→ Requirement: Lines that include the word "type" are the ones to copy.

→ Working data:
***

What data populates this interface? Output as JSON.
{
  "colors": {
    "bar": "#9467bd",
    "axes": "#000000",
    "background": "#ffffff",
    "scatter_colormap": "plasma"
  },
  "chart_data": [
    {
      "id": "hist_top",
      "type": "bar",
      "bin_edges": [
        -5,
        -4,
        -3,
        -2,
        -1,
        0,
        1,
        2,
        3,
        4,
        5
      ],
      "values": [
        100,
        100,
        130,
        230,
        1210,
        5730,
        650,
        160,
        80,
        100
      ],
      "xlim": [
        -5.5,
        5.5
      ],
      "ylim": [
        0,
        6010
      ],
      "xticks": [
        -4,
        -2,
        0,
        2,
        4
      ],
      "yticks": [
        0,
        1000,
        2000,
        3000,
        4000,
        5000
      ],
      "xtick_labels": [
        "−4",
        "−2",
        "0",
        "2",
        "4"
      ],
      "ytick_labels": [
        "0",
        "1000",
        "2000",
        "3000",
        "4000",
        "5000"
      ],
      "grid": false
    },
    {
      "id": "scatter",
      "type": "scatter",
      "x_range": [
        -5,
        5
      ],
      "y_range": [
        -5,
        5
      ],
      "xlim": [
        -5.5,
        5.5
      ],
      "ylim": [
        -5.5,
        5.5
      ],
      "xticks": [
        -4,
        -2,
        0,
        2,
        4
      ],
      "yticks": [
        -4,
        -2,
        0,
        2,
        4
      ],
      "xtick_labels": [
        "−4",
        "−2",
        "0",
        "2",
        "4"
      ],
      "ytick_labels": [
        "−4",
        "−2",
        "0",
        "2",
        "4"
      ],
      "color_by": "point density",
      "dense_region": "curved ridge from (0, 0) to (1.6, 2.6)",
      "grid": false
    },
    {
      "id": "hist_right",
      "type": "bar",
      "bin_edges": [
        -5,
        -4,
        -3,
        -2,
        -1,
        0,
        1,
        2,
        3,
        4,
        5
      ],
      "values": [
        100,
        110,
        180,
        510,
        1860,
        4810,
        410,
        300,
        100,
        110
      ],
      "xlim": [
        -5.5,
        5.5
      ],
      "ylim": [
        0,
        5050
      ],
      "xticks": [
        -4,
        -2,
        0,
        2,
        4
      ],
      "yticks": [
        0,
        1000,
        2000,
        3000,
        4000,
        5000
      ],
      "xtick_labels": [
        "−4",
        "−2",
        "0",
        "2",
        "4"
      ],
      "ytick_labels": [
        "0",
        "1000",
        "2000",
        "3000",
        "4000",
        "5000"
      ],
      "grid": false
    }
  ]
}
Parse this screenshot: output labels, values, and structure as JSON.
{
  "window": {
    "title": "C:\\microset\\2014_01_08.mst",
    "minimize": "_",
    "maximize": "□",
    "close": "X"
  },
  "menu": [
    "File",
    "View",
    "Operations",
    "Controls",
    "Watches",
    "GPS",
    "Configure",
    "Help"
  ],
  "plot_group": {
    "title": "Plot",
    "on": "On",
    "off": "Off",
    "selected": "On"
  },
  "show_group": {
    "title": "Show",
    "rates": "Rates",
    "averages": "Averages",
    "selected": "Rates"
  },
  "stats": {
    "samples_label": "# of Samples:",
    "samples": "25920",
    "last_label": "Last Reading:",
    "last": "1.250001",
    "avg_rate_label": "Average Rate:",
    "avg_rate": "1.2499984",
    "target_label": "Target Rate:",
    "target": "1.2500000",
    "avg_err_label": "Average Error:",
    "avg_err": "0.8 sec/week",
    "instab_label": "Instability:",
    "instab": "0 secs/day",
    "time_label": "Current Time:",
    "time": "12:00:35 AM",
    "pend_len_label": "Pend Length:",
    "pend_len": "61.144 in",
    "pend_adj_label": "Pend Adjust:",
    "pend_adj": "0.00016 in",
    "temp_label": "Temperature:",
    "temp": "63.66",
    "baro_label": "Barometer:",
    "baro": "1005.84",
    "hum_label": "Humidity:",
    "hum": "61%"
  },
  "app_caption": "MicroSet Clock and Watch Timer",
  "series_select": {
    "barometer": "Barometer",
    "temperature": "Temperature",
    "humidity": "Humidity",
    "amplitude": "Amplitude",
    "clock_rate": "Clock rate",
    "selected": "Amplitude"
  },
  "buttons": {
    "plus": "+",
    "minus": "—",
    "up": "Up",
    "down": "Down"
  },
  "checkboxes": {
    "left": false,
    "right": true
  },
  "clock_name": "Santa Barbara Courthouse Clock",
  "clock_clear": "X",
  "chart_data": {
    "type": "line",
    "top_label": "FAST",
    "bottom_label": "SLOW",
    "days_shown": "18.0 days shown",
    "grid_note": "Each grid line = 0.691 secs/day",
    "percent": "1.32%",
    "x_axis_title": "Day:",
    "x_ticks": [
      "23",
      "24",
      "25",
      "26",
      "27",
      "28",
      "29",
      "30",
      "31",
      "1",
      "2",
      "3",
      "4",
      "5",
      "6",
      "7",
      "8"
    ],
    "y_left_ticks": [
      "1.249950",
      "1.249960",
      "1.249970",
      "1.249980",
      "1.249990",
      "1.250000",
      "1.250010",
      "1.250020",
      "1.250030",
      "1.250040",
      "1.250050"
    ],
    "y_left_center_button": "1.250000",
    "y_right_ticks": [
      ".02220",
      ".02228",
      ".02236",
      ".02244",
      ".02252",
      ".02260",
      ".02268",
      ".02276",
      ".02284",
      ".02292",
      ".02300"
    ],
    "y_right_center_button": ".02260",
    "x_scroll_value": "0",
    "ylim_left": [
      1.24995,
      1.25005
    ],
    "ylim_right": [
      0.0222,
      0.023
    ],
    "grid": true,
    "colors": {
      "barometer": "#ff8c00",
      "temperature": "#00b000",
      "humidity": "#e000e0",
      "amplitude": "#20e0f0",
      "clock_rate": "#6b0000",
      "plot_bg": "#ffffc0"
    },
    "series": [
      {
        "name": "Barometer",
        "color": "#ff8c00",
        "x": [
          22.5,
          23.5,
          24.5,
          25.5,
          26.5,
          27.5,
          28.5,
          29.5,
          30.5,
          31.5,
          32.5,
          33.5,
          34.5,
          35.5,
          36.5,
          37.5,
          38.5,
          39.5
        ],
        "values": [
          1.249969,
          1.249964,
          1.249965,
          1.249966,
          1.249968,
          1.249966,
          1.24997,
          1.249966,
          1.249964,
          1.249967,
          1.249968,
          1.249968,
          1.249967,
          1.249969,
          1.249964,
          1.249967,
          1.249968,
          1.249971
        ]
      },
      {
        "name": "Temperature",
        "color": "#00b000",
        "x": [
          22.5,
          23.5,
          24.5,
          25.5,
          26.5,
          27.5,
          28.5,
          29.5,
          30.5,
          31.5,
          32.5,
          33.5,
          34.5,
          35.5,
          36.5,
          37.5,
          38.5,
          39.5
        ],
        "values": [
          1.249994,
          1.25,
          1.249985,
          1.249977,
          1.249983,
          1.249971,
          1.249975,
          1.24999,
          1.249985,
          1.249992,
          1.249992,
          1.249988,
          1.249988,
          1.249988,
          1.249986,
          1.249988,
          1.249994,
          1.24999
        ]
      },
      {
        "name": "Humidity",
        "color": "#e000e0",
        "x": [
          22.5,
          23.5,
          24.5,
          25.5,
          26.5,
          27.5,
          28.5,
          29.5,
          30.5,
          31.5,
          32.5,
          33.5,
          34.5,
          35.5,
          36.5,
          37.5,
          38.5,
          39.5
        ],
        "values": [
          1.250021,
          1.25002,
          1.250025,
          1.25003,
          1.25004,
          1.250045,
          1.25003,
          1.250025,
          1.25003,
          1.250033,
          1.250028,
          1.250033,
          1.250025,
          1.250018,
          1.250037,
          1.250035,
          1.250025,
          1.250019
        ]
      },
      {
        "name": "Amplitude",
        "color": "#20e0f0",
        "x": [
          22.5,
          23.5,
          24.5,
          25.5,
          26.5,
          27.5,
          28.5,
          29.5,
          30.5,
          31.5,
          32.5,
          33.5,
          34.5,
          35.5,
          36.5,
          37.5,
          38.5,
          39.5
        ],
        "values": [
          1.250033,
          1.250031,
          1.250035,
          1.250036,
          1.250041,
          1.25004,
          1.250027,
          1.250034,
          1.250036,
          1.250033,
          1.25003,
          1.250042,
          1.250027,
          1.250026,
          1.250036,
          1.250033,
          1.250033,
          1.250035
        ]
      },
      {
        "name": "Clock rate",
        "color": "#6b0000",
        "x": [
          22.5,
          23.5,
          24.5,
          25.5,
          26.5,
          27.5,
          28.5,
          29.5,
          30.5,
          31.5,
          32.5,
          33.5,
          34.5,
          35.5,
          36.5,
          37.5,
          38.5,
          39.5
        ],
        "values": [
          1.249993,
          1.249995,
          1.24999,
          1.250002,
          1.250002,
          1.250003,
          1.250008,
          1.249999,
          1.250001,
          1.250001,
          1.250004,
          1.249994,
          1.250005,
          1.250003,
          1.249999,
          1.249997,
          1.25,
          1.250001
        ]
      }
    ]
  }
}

***

→ Task output:
      "type": "bar",
      "type": "scatter",
      "type": "bar",
    "type": "line",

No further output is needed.